┌─ EXERCISE INPUTS

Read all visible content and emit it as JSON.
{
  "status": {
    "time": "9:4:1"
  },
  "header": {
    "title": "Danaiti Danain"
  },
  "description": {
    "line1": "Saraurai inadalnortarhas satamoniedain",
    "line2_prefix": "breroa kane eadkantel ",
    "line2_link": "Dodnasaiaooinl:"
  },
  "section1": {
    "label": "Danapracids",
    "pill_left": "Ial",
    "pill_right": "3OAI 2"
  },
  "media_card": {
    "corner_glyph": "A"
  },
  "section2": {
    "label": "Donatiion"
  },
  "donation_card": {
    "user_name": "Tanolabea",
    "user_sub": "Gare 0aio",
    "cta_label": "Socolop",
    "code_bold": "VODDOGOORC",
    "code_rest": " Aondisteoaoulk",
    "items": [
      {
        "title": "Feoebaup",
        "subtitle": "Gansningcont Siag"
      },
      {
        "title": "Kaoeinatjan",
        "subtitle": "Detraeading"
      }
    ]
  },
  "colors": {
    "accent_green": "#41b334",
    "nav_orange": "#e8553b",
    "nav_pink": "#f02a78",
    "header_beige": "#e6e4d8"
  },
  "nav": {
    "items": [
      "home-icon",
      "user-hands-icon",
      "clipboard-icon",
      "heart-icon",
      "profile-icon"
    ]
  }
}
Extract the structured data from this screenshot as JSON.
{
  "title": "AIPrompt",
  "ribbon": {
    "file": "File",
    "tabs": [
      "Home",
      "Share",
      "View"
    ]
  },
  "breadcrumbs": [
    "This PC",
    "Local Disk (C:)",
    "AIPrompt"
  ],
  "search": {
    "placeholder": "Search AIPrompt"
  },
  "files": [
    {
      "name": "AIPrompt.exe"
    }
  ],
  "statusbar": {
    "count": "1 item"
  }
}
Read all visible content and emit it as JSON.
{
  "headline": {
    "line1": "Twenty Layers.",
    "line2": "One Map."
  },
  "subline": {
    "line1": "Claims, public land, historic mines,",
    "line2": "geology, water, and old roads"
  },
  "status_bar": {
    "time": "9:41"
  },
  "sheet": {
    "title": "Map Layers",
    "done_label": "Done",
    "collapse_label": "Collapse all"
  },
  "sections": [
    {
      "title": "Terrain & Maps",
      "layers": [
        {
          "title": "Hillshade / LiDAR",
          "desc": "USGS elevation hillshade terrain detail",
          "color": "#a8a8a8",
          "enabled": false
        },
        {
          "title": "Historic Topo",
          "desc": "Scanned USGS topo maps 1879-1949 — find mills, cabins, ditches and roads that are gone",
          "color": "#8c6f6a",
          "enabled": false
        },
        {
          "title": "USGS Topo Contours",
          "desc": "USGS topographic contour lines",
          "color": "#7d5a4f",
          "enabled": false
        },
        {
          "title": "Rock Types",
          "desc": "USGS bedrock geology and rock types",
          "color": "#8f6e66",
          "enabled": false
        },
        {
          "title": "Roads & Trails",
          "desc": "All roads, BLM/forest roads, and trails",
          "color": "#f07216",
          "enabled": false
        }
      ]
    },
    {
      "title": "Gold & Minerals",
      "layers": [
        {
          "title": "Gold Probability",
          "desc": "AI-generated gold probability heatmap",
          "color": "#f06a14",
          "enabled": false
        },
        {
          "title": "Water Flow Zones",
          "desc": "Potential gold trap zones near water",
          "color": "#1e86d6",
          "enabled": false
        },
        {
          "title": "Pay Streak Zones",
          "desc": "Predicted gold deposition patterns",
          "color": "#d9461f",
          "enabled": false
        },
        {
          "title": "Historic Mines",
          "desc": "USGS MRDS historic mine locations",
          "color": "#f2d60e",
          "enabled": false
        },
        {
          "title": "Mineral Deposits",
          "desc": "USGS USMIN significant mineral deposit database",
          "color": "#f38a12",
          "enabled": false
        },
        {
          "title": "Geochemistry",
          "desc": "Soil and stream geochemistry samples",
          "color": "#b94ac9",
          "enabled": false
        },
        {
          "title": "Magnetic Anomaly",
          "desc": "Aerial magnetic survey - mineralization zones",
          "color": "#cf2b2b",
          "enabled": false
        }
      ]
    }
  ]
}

└─

• [EXERCISE BRIEF]
Copy out each record exactly as given, omitting none.

• [SOLVED EXERCISE]
Read all visible content and emit it as JSON.
{
  "status": {
    "time": "9:4:1"
  },
  "header": {
    "title": "Danaiti Danain"
  },
  "description": {
    "line1": "Saraurai inadalnortarhas satamoniedain",
    "line2_prefix": "breroa kane eadkantel ",
    "line2_link": "Dodnasaiaooinl:"
  },
  "section1": {
    "label": "Danapracids",
    "pill_left": "Ial",
    "pill_right": "3OAI 2"
  },
  "media_card": {
    "corner_glyph": "A"
  },
  "section2": {
    "label": "Donatiion"
  },
  "donation_card": {
    "user_name": "Tanolabea",
    "user_sub": "Gare 0aio",
    "cta_label": "Socolop",
    "code_bold": "VODDOGOORC",
    "code_rest": " Aondisteoaoulk",
    "items": [
      {
        "title": "Feoebaup",
        "subtitle": "Gansningcont Siag"
      },
      {
        "title": "Kaoeinatjan",
        "subtitle": "Detraeading"
      }
    ]
  },
  "colors": {
    "accent_green": "#41b334",
    "nav_orange": "#e8553b",
    "nav_pink": "#f02a78",
    "header_beige": "#e6e4d8"
  },
  "nav": {
    "items": [
      "home-icon",
      "user-hands-icon",
      "clipboard-icon",
      "heart-icon",
      "profile-icon"
    ]
  }
}
Extract the structured data from this screenshot as JSON.
{
  "title": "AIPrompt",
  "ribbon": {
    "file": "File",
    "tabs": [
      "Home",
      "Share",
      "View"
    ]
  },
  "breadcrumbs": [
    "This PC",
    "Local Disk (C:)",
    "AIPrompt"
  ],
  "search": {
    "placeholder": "Search AIPrompt"
  },
  "files": [
    {
      "name": "AIPrompt.exe"
    }
  ],
  "statusbar": {
    "count": "1 item"
  }
}
Read all visible content and emit it as JSON.
{
  "headline": {
    "line1": "Twenty Layers.",
    "line2": "One Map."
  },
  "subline": {
    "line1": "Claims, public land, historic mines,",
    "line2": "geology, water, and old roads"
  },
  "status_bar": {
    "time": "9:41"
  },
  "sheet": {
    "title": "Map Layers",
    "done_label": "Done",
    "collapse_label": "Collapse all"
  },
  "sections": [
    {
      "title": "Terrain & Maps",
      "layers": [
        {
          "title": "Hillshade / LiDAR",
          "desc": "USGS elevation hillshade terrain detail",
          "color": "#a8a8a8",
          "enabled": false
        },
        {
          "title": "Historic Topo",
          "desc": "Scanned USGS topo maps 1879-1949 — find mills, cabins, ditches and roads that are gone",
          "color": "#8c6f6a",
          "enabled": false
        },
        {
          "title": "USGS Topo Contours",
          "desc": "USGS topographic contour lines",
          "color": "#7d5a4f",
          "enabled": false
        },
        {
          "title": "Rock Types",
          "desc": "USGS bedrock geology and rock types",
          "color": "#8f6e66",
          "enabled": false
        },
        {
          "title": "Roads & Trails",
          "desc": "All roads, BLM/forest roads, and trails",
          "color": "#f07216",
          "enabled": false
        }
      ]
    },
    {
      "title": "Gold & Minerals",
      "layers": [
        {
          "title": "Gold Probability",
          "desc": "AI-generated gold probability heatmap",
          "color": "#f06a14",
          "enabled": false
        },
        {
          "title": "Water Flow Zones",
          "desc": "Potential gold trap zones near water",
          "color": "#1e86d6",
          "enabled": false
        },
        {
          "title": "Pay Streak Zones",
          "desc": "Predicted gold deposition patterns",
          "color": "#d9461f",
          "enabled": false
        },
        {
          "title": "Historic Mines",
          "desc": "USGS MRDS historic mine locations",
          "color": "#f2d60e",
          "enabled": false
        },
        {
          "title": "Mineral Deposits",
          "desc": "USGS USMIN significant mineral deposit database",
          "color": "#f38a12",
          "enabled": false
        },
        {
          "title": "Geochemistry",
          "desc": "Soil and stream geochemistry samples",
          "color": "#b94ac9",
          "enabled": false
        },
        {
          "title": "Magnetic Anomaly",
          "desc": "Aerial magnetic survey - mineralization zones",
          "color": "#cf2b2b",
          "enabled": false
        }
      ]
    }
  ]
}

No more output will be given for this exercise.